■ **Records from a data collection**

* * * * * * * * *

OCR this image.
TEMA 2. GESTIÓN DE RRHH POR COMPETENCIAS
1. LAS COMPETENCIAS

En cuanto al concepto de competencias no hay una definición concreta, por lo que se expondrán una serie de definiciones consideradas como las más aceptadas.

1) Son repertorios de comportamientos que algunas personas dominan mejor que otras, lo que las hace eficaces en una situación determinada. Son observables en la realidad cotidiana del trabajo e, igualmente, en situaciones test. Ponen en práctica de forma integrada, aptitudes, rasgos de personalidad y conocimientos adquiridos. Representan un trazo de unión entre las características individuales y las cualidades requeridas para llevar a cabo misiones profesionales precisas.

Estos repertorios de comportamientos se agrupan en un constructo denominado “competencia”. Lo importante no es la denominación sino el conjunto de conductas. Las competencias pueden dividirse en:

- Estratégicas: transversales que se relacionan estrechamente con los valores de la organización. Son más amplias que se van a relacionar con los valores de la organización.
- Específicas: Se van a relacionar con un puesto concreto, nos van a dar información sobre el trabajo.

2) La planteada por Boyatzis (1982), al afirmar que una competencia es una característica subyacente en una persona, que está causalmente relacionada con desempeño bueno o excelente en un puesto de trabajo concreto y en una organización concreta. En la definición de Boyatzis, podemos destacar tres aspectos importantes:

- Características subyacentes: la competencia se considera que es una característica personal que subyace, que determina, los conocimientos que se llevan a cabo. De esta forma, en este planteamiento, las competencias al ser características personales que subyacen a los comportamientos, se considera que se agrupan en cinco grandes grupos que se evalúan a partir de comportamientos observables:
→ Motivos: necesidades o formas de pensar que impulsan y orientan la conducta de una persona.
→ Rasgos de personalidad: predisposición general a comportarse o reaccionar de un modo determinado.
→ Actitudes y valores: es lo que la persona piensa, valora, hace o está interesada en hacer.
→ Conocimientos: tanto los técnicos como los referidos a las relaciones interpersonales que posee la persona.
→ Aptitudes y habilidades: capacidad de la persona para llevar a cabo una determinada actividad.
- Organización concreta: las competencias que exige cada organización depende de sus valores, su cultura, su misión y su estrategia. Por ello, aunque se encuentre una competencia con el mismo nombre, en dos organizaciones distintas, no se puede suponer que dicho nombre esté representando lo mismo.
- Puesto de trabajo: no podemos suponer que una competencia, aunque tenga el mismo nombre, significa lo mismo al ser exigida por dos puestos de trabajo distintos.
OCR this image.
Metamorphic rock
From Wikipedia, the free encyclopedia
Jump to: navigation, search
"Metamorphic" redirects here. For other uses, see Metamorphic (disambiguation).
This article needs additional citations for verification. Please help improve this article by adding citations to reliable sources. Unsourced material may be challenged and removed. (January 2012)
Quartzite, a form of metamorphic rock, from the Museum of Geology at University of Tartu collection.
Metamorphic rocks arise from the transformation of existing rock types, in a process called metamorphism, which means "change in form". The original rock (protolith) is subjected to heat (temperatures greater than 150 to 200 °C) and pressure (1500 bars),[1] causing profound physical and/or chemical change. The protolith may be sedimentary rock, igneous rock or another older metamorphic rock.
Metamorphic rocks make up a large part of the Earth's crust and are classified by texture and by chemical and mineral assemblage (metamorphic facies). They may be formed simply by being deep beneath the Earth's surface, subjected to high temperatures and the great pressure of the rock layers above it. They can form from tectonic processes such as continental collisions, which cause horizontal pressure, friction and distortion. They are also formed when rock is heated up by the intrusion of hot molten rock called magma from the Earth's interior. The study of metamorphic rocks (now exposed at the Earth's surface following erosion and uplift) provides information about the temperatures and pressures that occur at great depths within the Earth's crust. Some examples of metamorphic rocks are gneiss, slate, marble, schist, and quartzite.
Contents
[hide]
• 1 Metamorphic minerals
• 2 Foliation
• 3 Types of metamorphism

* * * * * * * * *

■ **WHAT IS EXPECTED**
Return every entry verbatim.

■ **EXERCISE ANSWER**
OCR this image.
TEMA 2. GESTIÓN DE RRHH POR COMPETENCIAS
1. LAS COMPETENCIAS

En cuanto al concepto de competencias no hay una definición concreta, por lo que se expondrán una serie de definiciones consideradas como las más aceptadas.

1) Son repertorios de comportamientos que algunas personas dominan mejor que otras, lo que las hace eficaces en una situación determinada. Son observables en la realidad cotidiana del trabajo e, igualmente, en situaciones test. Ponen en práctica de forma integrada, aptitudes, rasgos de personalidad y conocimientos adquiridos. Representan un trazo de unión entre las características individuales y las cualidades requeridas para llevar a cabo misiones profesionales precisas.

Estos repertorios de comportamientos se agrupan en un constructo denominado “competencia”. Lo importante no es la denominación sino el conjunto de conductas. Las competencias pueden dividirse en:

- Estratégicas: transversales que se relacionan estrechamente con los valores de la organización. Son más amplias que se van a relacionar con los valores de la organización.
- Específicas: Se van a relacionar con un puesto concreto, nos van a dar información sobre el trabajo.

2) La planteada por Boyatzis (1982), al afirmar que una competencia es una característica subyacente en una persona, que está causalmente relacionada con desempeño bueno o excelente en un puesto de trabajo concreto y en una organización concreta. En la definición de Boyatzis, podemos destacar tres aspectos importantes:

- Características subyacentes: la competencia se considera que es una característica personal que subyace, que determina, los conocimientos que se llevan a cabo. De esta forma, en este planteamiento, las competencias al ser características personales que subyacen a los comportamientos, se considera que se agrupan en cinco grandes grupos que se evalúan a partir de comportamientos observables:
→ Motivos: necesidades o formas de pensar que impulsan y orientan la conducta de una persona.
→ Rasgos de personalidad: predisposición general a comportarse o reaccionar de un modo determinado.
→ Actitudes y valores: es lo que la persona piensa, valora, hace o está interesada en hacer.
→ Conocimientos: tanto los técnicos como los referidos a las relaciones interpersonales que posee la persona.
→ Aptitudes y habilidades: capacidad de la persona para llevar a cabo una determinada actividad.
- Organización concreta: las competencias que exige cada organización depende de sus valores, su cultura, su misión y su estrategia. Por ello, aunque se encuentre una competencia con el mismo nombre, en dos organizaciones distintas, no se puede suponer que dicho nombre esté representando lo mismo.
- Puesto de trabajo: no podemos suponer que una competencia, aunque tenga el mismo nombre, significa lo mismo al ser exigida por dos puestos de trabajo distintos.
OCR this image.
Metamorphic rock
From Wikipedia, the free encyclopedia
Jump to: navigation, search
"Metamorphic" redirects here. For other uses, see Metamorphic (disambiguation).
This article needs additional citations for verification. Please help improve this article by adding citations to reliable sources. Unsourced material may be challenged and removed. (January 2012)
Quartzite, a form of metamorphic rock, from the Museum of Geology at University of Tartu collection.
Metamorphic rocks arise from the transformation of existing rock types, in a process called metamorphism, which means "change in form". The original rock (protolith) is subjected to heat (temperatures greater than 150 to 200 °C) and pressure (1500 bars),[1] causing profound physical and/or chemical change. The protolith may be sedimentary rock, igneous rock or another older metamorphic rock.
Metamorphic rocks make up a large part of the Earth's crust and are classified by texture and by chemical and mineral assemblage (metamorphic facies). They may be formed simply by being deep beneath the Earth's surface, subjected to high temperatures and the great pressure of the rock layers above it. They can form from tectonic processes such as continental collisions, which cause horizontal pressure, friction and distortion. They are also formed when rock is heated up by the intrusion of hot molten rock called magma from the Earth's interior. The study of metamorphic rocks (now exposed at the Earth's surface following erosion and uplift) provides information about the temperatures and pressures that occur at great depths within the Earth's crust. Some examples of metamorphic rocks are gneiss, slate, marble, schist, and quartzite.
Contents
[hide]
• 1 Metamorphic minerals
• 2 Foliation
• 3 Types of metamorphism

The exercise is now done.